# [WRITTEN INSTRUCTION]
Only the pictures are to be left out; set down the rest of the records exactly.

# [Data entries for graphics]
Begin
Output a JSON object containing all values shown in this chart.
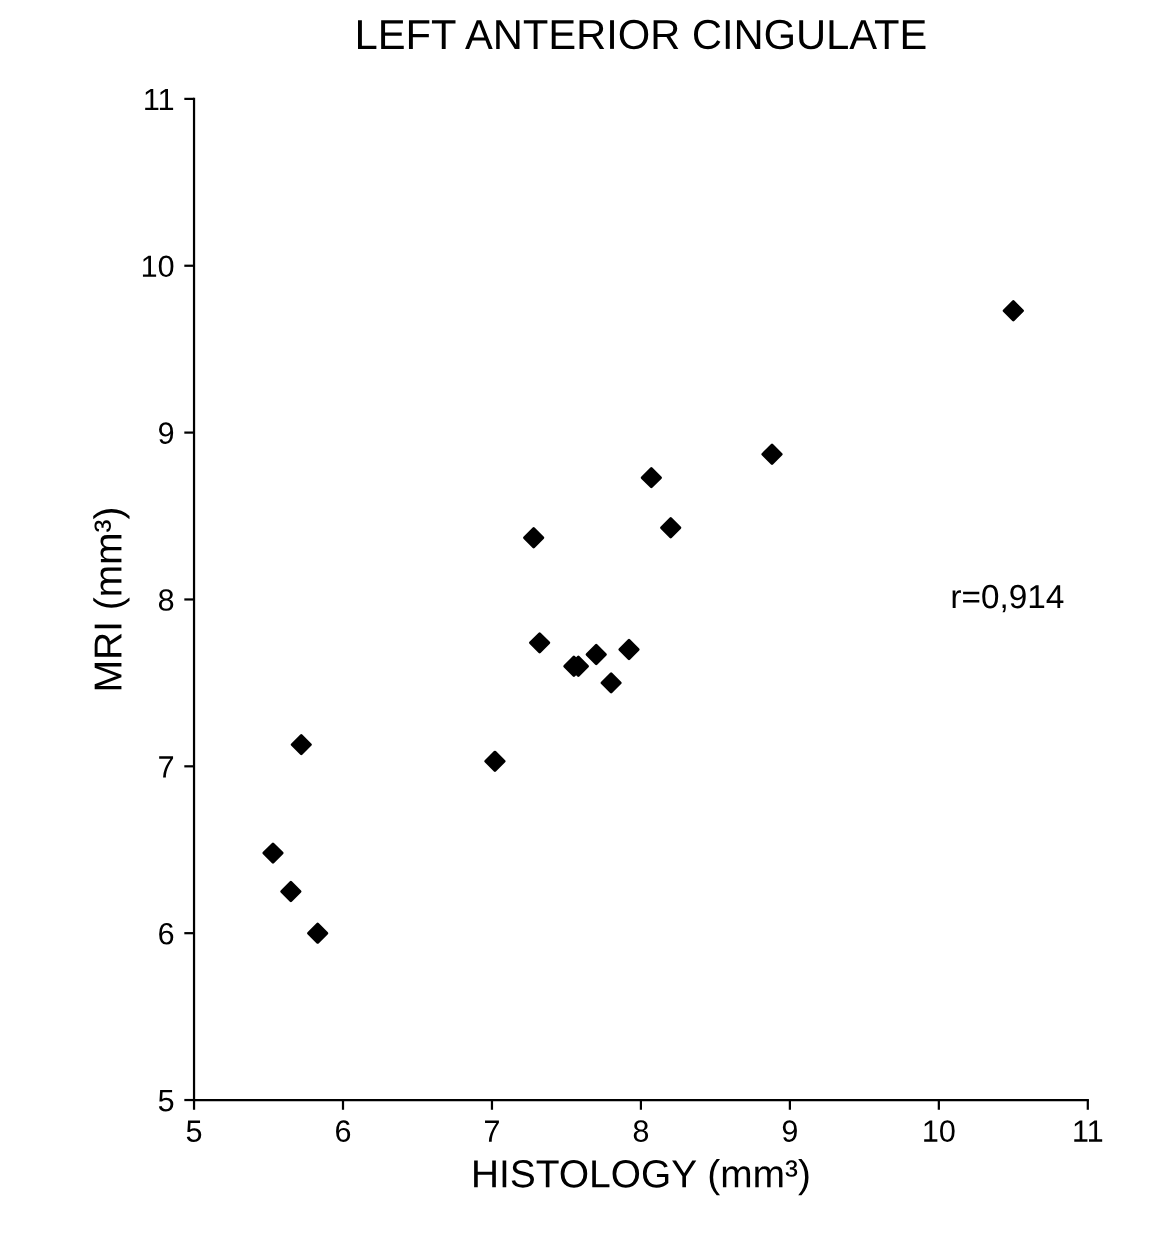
{
  "chart_data": {
    "type": "scatter",
    "title": "LEFT ANTERIOR CINGULATE",
    "xlabel": "HISTOLOGY (mm³)",
    "ylabel": "MRI (mm³)",
    "x": [
      5.53,
      5.65,
      5.72,
      5.83,
      7.02,
      7.28,
      7.32,
      7.55,
      7.58,
      7.7,
      7.8,
      7.92,
      8.07,
      8.2,
      8.88,
      10.5
    ],
    "series": [
      {
        "color": "#000000",
        "values": [
          6.48,
          6.25,
          7.13,
          6.0,
          7.03,
          8.37,
          7.74,
          7.6,
          7.6,
          7.67,
          7.5,
          7.7,
          8.73,
          8.43,
          8.87,
          9.73
        ]
      }
    ],
    "annotations": [
      "r=0,914"
    ],
    "marker": "diamond",
    "xlim": [
      5,
      11
    ],
    "ylim": [
      5,
      11
    ],
    "xticks": [
      5,
      6,
      7,
      8,
      9,
      10,
      11
    ],
    "yticks": [
      5,
      6,
      7,
      8,
      9,
      10,
      11
    ],
    "grid": false,
    "legend": false
  }
}
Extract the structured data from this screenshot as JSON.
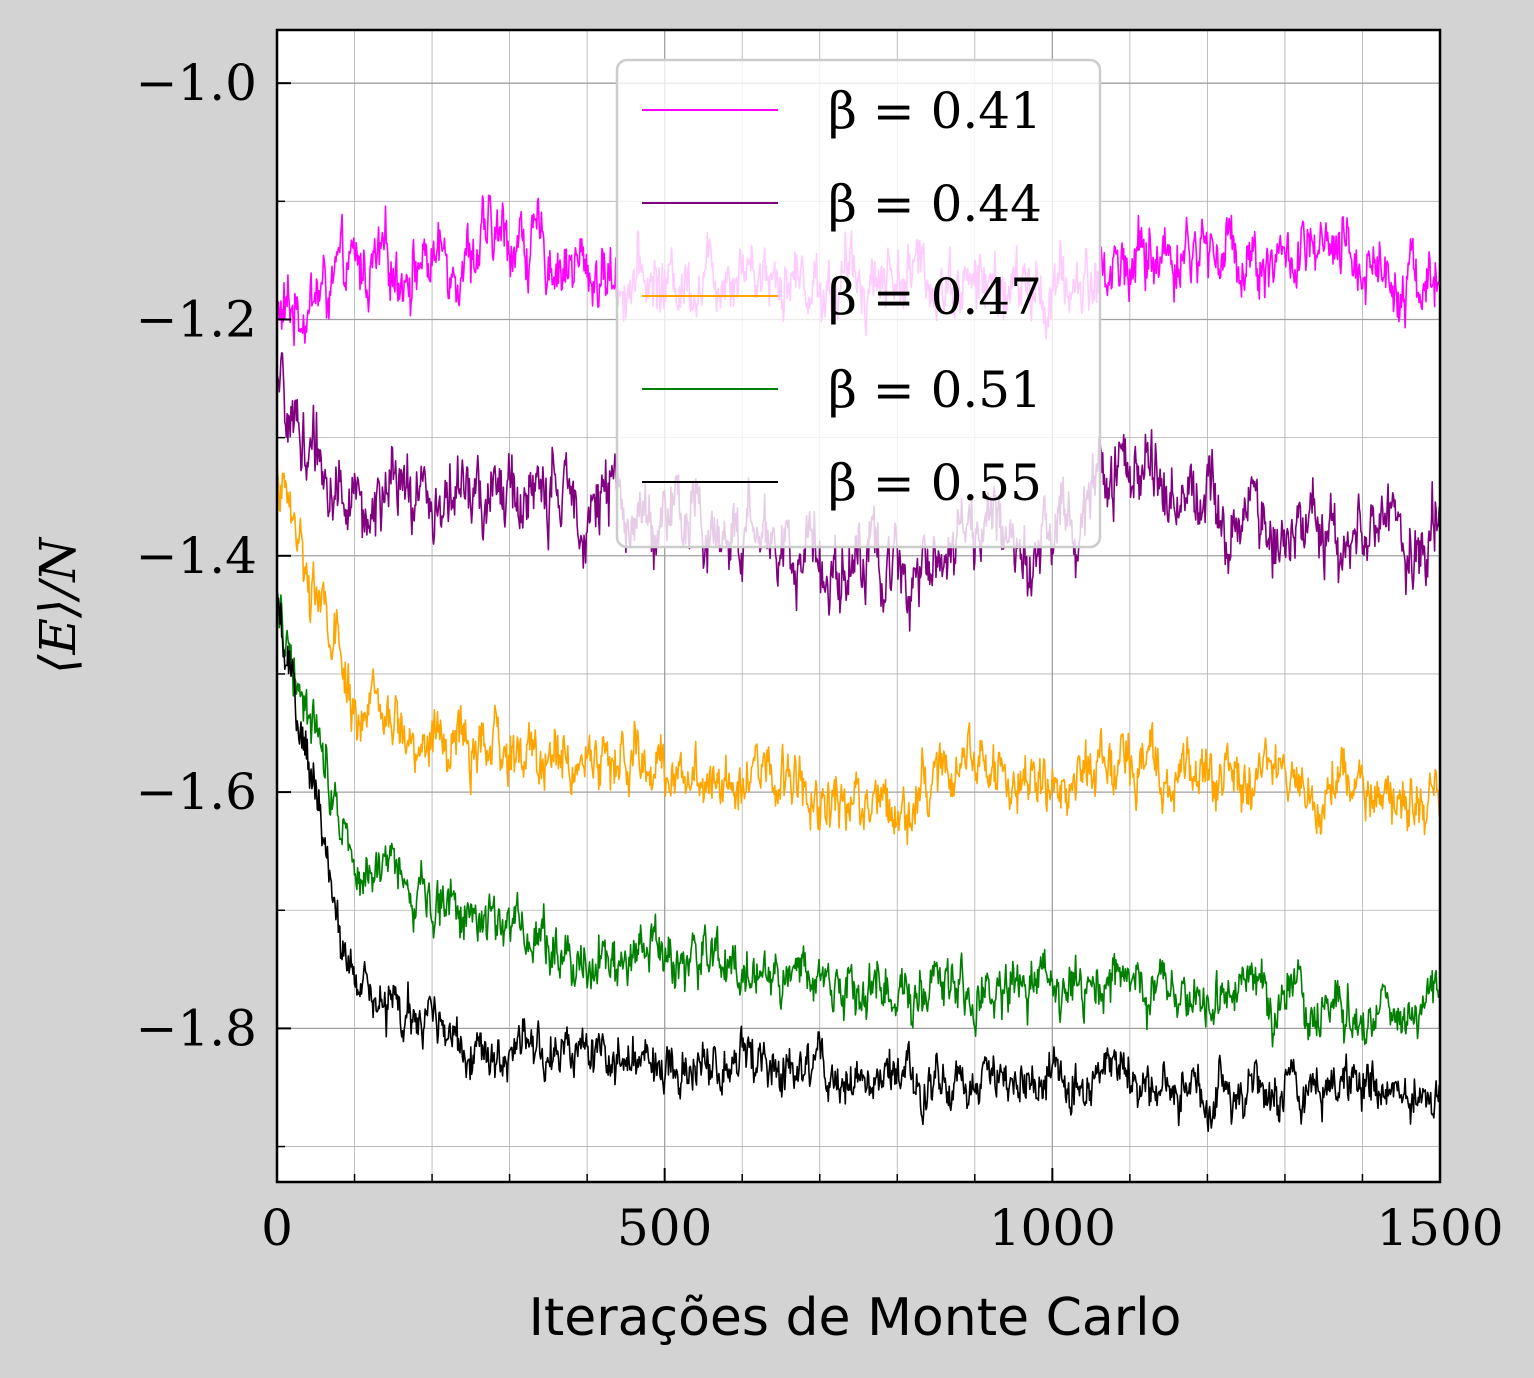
End
# [RESULT]
Output a JSON object containing all values shown in this chart.
{
  "chart_data": {
    "type": "scatter",
    "title": "LEFT ANTERIOR CINGULATE",
    "xlabel": "HISTOLOGY (mm³)",
    "ylabel": "MRI (mm³)",
    "x": [
      5.53,
      5.65,
      5.72,
      5.83,
      7.02,
      7.28,
      7.32,
      7.55,
      7.58,
      7.7,
      7.8,
      7.92,
      8.07,
      8.2,
      8.88,
      10.5
    ],
    "series": [
      {
        "color": "#000000",
        "values": [
          6.48,
          6.25,
          7.13,
          6.0,
          7.03,
          8.37,
          7.74,
          7.6,
          7.6,
          7.67,
          7.5,
          7.7,
          8.73,
          8.43,
          8.87,
          9.73
        ]
      }
    ],
    "annotations": [
      "r=0,914"
    ],
    "marker": "diamond",
    "xlim": [
      5,
      11
    ],
    "ylim": [
      5,
      11
    ],
    "xticks": [
      5,
      6,
      7,
      8,
      9,
      10,
      11
    ],
    "yticks": [
      5,
      6,
      7,
      8,
      9,
      10,
      11
    ],
    "grid": false,
    "legend": false
  }
}
Extract the structured data from this screenshot as JSON.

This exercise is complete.